#### Stated task
Could you extract every entry below and reproduce it exactly?

#### Exercise data
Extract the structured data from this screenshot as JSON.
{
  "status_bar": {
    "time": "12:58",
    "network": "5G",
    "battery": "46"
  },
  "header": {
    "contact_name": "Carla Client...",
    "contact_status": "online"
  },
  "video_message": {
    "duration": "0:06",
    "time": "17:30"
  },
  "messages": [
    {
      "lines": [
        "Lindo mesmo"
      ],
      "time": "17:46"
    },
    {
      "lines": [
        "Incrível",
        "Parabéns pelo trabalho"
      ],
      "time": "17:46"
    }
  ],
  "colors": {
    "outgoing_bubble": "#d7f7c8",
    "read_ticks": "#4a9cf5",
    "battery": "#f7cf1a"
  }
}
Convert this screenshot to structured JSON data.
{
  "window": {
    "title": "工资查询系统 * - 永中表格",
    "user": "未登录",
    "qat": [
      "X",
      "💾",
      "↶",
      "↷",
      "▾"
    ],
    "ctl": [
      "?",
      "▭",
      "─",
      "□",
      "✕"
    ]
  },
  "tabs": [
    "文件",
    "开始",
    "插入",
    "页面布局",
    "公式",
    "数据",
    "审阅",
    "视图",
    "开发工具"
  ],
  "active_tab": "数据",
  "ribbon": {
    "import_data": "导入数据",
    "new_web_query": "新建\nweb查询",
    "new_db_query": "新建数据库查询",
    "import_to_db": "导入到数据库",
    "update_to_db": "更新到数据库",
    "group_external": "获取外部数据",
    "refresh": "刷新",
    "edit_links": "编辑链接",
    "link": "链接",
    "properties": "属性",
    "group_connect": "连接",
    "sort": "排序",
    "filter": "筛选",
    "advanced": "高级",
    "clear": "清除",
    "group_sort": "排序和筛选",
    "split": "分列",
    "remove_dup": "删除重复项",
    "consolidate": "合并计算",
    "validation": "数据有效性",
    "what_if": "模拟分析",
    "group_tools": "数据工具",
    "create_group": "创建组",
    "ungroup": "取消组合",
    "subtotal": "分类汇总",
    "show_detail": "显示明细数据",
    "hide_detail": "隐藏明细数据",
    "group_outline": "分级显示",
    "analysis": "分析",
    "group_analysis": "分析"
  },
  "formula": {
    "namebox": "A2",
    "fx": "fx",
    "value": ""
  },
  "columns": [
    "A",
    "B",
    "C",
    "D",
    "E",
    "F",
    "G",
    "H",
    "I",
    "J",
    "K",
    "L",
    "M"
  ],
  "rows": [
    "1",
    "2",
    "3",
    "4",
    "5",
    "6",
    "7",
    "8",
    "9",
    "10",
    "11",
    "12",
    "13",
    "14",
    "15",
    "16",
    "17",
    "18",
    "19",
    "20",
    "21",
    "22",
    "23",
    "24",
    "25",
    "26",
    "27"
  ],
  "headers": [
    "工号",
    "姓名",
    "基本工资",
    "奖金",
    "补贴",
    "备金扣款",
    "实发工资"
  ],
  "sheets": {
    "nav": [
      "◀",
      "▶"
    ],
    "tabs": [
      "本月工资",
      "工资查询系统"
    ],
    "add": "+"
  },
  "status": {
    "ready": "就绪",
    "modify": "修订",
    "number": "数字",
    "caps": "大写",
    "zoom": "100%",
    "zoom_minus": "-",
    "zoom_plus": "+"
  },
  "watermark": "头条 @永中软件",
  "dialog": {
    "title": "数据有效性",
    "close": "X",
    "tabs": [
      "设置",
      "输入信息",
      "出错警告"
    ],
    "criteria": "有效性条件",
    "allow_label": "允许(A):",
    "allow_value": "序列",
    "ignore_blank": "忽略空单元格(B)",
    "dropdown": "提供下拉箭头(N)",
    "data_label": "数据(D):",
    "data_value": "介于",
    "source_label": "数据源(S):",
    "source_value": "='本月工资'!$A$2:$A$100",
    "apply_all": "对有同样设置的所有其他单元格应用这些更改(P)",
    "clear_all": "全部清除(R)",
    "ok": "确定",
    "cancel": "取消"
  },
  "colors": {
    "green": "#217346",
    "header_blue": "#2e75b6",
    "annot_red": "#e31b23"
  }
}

#### Written solution
Extract the structured data from this screenshot as JSON.
{
  "status_bar": {
    "time": "12:58",
    "network": "5G",
    "battery": "46"
  },
  "header": {
    "contact_name": "Carla Client...",
    "contact_status": "online"
  },
  "video_message": {
    "duration": "0:06",
    "time": "17:30"
  },
  "messages": [
    {
      "lines": [
        "Lindo mesmo"
      ],
      "time": "17:46"
    },
    {
      "lines": [
        "Incrível",
        "Parabéns pelo trabalho"
      ],
      "time": "17:46"
    }
  ],
  "colors": {
    "outgoing_bubble": "#d7f7c8",
    "read_ticks": "#4a9cf5",
    "battery": "#f7cf1a"
  }
}
Convert this screenshot to structured JSON data.
{
  "window": {
    "title": "工资查询系统 * - 永中表格",
    "user": "未登录",
    "qat": [
      "X",
      "💾",
      "↶",
      "↷",
      "▾"
    ],
    "ctl": [
      "?",
      "▭",
      "─",
      "□",
      "✕"
    ]
  },
  "tabs": [
    "文件",
    "开始",
    "插入",
    "页面布局",
    "公式",
    "数据",
    "审阅",
    "视图",
    "开发工具"
  ],
  "active_tab": "数据",
  "ribbon": {
    "import_data": "导入数据",
    "new_web_query": "新建\nweb查询",
    "new_db_query": "新建数据库查询",
    "import_to_db": "导入到数据库",
    "update_to_db": "更新到数据库",
    "group_external": "获取外部数据",
    "refresh": "刷新",
    "edit_links": "编辑链接",
    "link": "链接",
    "properties": "属性",
    "group_connect": "连接",
    "sort": "排序",
    "filter": "筛选",
    "advanced": "高级",
    "clear": "清除",
    "group_sort": "排序和筛选",
    "split": "分列",
    "remove_dup": "删除重复项",
    "consolidate": "合并计算",
    "validation": "数据有效性",
    "what_if": "模拟分析",
    "group_tools": "数据工具",
    "create_group": "创建组",
    "ungroup": "取消组合",
    "subtotal": "分类汇总",
    "show_detail": "显示明细数据",
    "hide_detail": "隐藏明细数据",
    "group_outline": "分级显示",
    "analysis": "分析",
    "group_analysis": "分析"
  },
  "formula": {
    "namebox": "A2",
    "fx": "fx",
    "value": ""
  },
  "columns": [
    "A",
    "B",
    "C",
    "D",
    "E",
    "F",
    "G",
    "H",
    "I",
    "J",
    "K",
    "L",
    "M"
  ],
  "rows": [
    "1",
    "2",
    "3",
    "4",
    "5",
    "6",
    "7",
    "8",
    "9",
    "10",
    "11",
    "12",
    "13",
    "14",
    "15",
    "16",
    "17",
    "18",
    "19",
    "20",
    "21",
    "22",
    "23",
    "24",
    "25",
    "26",
    "27"
  ],
  "headers": [
    "工号",
    "姓名",
    "基本工资",
    "奖金",
    "补贴",
    "备金扣款",
    "实发工资"
  ],
  "sheets": {
    "nav": [
      "◀",
      "▶"
    ],
    "tabs": [
      "本月工资",
      "工资查询系统"
    ],
    "add": "+"
  },
  "status": {
    "ready": "就绪",
    "modify": "修订",
    "number": "数字",
    "caps": "大写",
    "zoom": "100%",
    "zoom_minus": "-",
    "zoom_plus": "+"
  },
  "watermark": "头条 @永中软件",
  "dialog": {
    "title": "数据有效性",
    "close": "X",
    "tabs": [
      "设置",
      "输入信息",
      "出错警告"
    ],
    "criteria": "有效性条件",
    "allow_label": "允许(A):",
    "allow_value": "序列",
    "ignore_blank": "忽略空单元格(B)",
    "dropdown": "提供下拉箭头(N)",
    "data_label": "数据(D):",
    "data_value": "介于",
    "source_label": "数据源(S):",
    "source_value": "='本月工资'!$A$2:$A$100",
    "apply_all": "对有同样设置的所有其他单元格应用这些更改(P)",
    "clear_all": "全部清除(R)",
    "ok": "确定",
    "cancel": "取消"
  },
  "colors": {
    "green": "#217346",
    "header_blue": "#2e75b6",
    "annot_red": "#e31b23"
  }
}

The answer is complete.